##### Data to use
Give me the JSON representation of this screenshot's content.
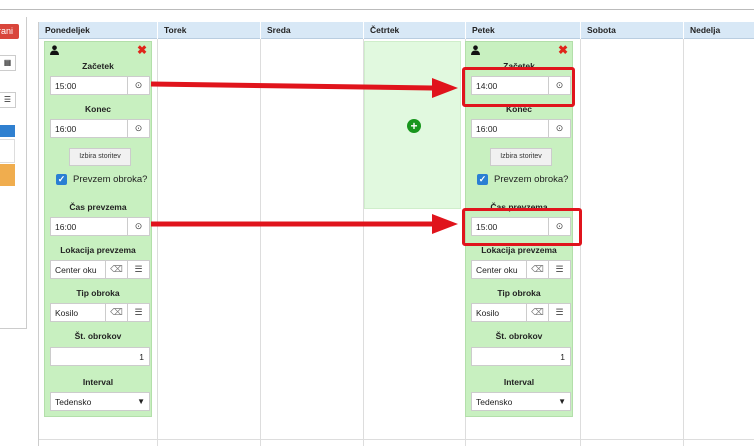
{
  "left_panel": {
    "save_label": "rani"
  },
  "calendar": {
    "days": [
      "Ponedeljek",
      "Torek",
      "Sreda",
      "Četrtek",
      "Petek",
      "Sobota",
      "Nedelja"
    ]
  },
  "card_monday": {
    "start_label": "Začetek",
    "start_value": "15:00",
    "end_label": "Konec",
    "end_value": "16:00",
    "services_button": "Izbira storitev",
    "meal_pickup_label": "Prevzem obroka?",
    "pickup_time_label": "Čas prevzema",
    "pickup_time_value": "16:00",
    "pickup_location_label": "Lokacija prevzema",
    "pickup_location_value": "Center oku",
    "meal_type_label": "Tip obroka",
    "meal_type_value": "Kosilo",
    "meal_count_label": "Št. obrokov",
    "meal_count_value": "1",
    "interval_label": "Interval",
    "interval_value": "Tedensko"
  },
  "card_friday": {
    "start_label": "Začetek",
    "start_value": "14:00",
    "end_label": "Konec",
    "end_value": "16:00",
    "services_button": "Izbira storitev",
    "meal_pickup_label": "Prevzem obroka?",
    "pickup_time_label": "Čas prevzema",
    "pickup_time_value": "15:00",
    "pickup_location_label": "Lokacija prevzema",
    "pickup_location_value": "Center oku",
    "meal_type_label": "Tip obroka",
    "meal_type_value": "Kosilo",
    "meal_count_label": "Št. obrokov",
    "meal_count_value": "1",
    "interval_label": "Interval",
    "interval_value": "Tedensko"
  },
  "icons": {
    "user": "user-icon",
    "close": "close-icon",
    "clock": "clock-icon",
    "eraser": "eraser-icon",
    "list": "list-icon",
    "plus": "plus-circle-icon",
    "calendar": "calendar-icon",
    "caret": "chevron-down-icon"
  },
  "colors": {
    "card_bg": "#c8f0c0",
    "drop_zone_bg": "#e1f9df",
    "header_bg": "#d8e8f6",
    "annotation_red": "#e0141c",
    "checkbox_blue": "#2a7fd3",
    "plus_green": "#18961d"
  }
}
##########
_To be done_
Pictures stay out; repeat all the rest of the records exactly.

_Written solution_
Give me the JSON representation of this screenshot's content.
{
  "left_panel": {
    "save_label": "rani"
  },
  "calendar": {
    "days": [
      "Ponedeljek",
      "Torek",
      "Sreda",
      "Četrtek",
      "Petek",
      "Sobota",
      "Nedelja"
    ]
  },
  "card_monday": {
    "start_label": "Začetek",
    "start_value": "15:00",
    "end_label": "Konec",
    "end_value": "16:00",
    "services_button": "Izbira storitev",
    "meal_pickup_label": "Prevzem obroka?",
    "pickup_time_label": "Čas prevzema",
    "pickup_time_value": "16:00",
    "pickup_location_label": "Lokacija prevzema",
    "pickup_location_value": "Center oku",
    "meal_type_label": "Tip obroka",
    "meal_type_value": "Kosilo",
    "meal_count_label": "Št. obrokov",
    "meal_count_value": "1",
    "interval_label": "Interval",
    "interval_value": "Tedensko"
  },
  "card_friday": {
    "start_label": "Začetek",
    "start_value": "14:00",
    "end_label": "Konec",
    "end_value": "16:00",
    "services_button": "Izbira storitev",
    "meal_pickup_label": "Prevzem obroka?",
    "pickup_time_label": "Čas prevzema",
    "pickup_time_value": "15:00",
    "pickup_location_label": "Lokacija prevzema",
    "pickup_location_value": "Center oku",
    "meal_type_label": "Tip obroka",
    "meal_type_value": "Kosilo",
    "meal_count_label": "Št. obrokov",
    "meal_count_value": "1",
    "interval_label": "Interval",
    "interval_value": "Tedensko"
  },
  "icons": {
    "user": "user-icon",
    "close": "close-icon",
    "clock": "clock-icon",
    "eraser": "eraser-icon",
    "list": "list-icon",
    "plus": "plus-circle-icon",
    "calendar": "calendar-icon",
    "caret": "chevron-down-icon"
  },
  "colors": {
    "card_bg": "#c8f0c0",
    "drop_zone_bg": "#e1f9df",
    "header_bg": "#d8e8f6",
    "annotation_red": "#e0141c",
    "checkbox_blue": "#2a7fd3",
    "plus_green": "#18961d"
  }
}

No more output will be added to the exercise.